_WHAT IS EXPECTED:_
Wherever the string "城市治理和社会服务" appears, copy the whole line.

---- INPUT DATA

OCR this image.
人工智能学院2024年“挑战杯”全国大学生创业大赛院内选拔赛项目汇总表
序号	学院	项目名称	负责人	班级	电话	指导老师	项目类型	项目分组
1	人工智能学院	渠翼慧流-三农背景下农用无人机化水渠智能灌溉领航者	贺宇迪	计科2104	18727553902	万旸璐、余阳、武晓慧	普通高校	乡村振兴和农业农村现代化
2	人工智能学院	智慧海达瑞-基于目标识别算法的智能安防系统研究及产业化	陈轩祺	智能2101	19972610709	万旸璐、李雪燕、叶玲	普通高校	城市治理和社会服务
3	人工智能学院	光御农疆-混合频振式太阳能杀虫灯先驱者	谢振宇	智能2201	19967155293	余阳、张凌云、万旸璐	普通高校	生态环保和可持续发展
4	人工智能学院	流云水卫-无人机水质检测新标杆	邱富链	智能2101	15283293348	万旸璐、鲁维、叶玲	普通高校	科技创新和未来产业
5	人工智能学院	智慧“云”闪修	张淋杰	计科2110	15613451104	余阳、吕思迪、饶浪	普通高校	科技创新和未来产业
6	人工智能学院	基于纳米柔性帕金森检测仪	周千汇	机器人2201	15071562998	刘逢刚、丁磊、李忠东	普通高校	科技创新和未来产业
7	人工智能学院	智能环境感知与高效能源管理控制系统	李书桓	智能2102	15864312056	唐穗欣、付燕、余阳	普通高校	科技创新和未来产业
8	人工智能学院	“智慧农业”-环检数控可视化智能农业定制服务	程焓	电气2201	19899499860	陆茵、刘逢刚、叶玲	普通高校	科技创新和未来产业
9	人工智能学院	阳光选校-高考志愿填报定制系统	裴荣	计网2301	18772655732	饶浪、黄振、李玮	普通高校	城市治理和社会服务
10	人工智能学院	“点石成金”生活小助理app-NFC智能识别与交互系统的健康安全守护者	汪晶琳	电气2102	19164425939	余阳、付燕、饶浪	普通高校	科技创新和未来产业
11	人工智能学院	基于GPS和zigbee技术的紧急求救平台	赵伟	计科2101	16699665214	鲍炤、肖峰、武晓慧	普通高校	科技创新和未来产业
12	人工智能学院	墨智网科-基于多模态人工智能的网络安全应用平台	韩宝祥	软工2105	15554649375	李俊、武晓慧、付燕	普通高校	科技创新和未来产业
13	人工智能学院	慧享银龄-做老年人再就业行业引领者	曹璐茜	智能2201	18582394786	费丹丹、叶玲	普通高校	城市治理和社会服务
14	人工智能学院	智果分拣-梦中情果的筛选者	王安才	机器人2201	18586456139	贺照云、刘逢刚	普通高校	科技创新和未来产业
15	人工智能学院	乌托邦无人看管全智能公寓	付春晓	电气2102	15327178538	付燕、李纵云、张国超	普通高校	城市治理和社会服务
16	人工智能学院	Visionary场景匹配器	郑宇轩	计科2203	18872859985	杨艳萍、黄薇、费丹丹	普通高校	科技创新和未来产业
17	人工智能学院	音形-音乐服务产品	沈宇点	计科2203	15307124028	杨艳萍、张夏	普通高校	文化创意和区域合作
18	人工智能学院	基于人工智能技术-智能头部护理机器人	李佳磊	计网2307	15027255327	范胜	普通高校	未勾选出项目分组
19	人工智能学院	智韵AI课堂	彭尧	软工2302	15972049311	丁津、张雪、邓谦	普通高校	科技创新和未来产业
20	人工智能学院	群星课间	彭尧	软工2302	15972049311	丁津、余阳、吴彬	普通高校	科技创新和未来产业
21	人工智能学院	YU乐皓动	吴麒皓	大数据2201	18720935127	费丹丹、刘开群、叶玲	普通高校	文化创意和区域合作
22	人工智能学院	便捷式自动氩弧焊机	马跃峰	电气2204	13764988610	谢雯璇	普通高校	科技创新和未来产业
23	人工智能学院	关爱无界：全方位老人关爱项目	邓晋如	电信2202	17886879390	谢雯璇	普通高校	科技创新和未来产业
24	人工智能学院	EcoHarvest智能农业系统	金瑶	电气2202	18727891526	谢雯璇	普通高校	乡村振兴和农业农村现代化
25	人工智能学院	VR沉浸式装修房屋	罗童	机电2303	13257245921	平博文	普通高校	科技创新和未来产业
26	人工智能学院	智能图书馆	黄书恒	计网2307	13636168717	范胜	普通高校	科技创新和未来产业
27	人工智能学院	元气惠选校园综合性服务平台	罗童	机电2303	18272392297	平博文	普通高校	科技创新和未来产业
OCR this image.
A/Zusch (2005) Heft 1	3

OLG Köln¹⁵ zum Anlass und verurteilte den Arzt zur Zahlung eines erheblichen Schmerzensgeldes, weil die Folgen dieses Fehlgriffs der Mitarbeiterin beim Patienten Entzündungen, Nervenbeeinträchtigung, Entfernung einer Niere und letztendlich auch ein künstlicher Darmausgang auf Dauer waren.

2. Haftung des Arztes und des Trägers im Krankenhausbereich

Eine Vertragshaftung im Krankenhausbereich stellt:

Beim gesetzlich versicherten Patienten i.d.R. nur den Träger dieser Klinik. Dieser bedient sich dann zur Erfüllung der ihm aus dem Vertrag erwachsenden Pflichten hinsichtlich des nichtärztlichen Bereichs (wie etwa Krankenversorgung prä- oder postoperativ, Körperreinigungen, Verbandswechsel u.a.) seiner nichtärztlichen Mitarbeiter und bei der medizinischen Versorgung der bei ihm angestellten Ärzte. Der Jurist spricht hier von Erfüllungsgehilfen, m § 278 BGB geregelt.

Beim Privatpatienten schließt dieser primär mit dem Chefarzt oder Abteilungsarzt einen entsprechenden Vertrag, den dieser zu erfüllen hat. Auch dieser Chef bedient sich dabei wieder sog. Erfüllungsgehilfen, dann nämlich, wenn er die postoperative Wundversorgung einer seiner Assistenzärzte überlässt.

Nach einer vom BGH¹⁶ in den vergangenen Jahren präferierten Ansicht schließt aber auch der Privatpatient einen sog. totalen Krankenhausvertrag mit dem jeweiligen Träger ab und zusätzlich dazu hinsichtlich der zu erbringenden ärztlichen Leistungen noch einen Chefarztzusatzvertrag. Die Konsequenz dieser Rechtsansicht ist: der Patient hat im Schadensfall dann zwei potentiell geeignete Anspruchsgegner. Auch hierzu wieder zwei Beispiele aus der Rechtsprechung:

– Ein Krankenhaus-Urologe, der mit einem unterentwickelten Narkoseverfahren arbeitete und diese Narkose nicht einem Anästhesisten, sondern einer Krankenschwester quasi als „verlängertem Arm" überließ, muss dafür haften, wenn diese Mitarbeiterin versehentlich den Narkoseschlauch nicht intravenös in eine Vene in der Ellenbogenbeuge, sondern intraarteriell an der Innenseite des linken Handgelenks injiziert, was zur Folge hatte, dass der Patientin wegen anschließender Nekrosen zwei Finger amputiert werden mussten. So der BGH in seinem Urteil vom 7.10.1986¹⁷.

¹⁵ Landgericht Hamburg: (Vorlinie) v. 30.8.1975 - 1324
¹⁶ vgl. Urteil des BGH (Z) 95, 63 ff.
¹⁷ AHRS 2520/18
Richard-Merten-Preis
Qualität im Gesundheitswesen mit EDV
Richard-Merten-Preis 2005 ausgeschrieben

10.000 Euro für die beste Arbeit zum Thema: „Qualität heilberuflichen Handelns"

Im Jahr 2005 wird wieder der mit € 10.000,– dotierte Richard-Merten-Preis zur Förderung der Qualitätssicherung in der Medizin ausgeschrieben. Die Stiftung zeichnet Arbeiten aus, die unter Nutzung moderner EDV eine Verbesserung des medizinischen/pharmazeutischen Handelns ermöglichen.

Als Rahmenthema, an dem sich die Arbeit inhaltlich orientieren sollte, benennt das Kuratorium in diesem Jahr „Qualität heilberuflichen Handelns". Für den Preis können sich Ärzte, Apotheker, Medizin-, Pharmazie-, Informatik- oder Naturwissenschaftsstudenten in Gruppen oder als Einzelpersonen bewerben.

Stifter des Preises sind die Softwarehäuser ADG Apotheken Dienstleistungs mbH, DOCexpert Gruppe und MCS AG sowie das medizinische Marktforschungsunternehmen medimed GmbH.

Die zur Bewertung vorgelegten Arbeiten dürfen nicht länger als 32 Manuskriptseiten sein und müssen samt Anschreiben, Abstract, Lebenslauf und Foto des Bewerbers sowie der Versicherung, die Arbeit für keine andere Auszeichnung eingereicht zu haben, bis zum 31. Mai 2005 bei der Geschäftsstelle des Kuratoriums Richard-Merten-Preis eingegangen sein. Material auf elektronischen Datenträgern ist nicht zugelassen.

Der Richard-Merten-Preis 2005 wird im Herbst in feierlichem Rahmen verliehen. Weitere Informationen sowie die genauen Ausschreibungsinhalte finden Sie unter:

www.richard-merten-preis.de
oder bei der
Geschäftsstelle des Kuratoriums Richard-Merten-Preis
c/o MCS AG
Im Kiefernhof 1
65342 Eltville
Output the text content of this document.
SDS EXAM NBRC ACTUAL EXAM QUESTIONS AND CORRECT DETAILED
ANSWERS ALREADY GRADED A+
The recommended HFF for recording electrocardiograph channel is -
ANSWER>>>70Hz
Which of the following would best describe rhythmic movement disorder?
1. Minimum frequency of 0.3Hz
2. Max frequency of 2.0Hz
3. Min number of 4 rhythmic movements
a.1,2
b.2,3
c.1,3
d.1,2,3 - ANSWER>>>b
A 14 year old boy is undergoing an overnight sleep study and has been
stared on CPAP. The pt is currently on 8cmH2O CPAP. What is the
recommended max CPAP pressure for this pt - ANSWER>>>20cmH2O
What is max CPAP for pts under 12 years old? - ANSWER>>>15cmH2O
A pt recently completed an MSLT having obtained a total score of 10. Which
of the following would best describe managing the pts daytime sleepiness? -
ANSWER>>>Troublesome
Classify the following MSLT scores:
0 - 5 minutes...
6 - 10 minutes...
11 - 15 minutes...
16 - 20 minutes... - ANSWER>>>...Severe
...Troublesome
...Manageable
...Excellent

--------

_CORRECT RESPONSE:_
2	人工智能学院	智慧海达瑞-基于目标识别算法的智能安防系统研究及产业化	陈轩祺	智能2101	19972610709	万旸璐、李雪燕、叶玲	普通高校	城市治理和社会服务
9	人工智能学院	阳光选校-高考志愿填报定制系统	裴荣	计网2301	18772655732	饶浪、黄振、李玮	普通高校	城市治理和社会服务
13	人工智能学院	慧享银龄-做老年人再就业行业引领者	曹璐茜	智能2201	18582394786	费丹丹、叶玲	普通高校	城市治理和社会服务
15	人工智能学院	乌托邦无人看管全智能公寓	付春晓	电气2102	15327178538	付燕、李纵云、张国超	普通高校	城市治理和社会服务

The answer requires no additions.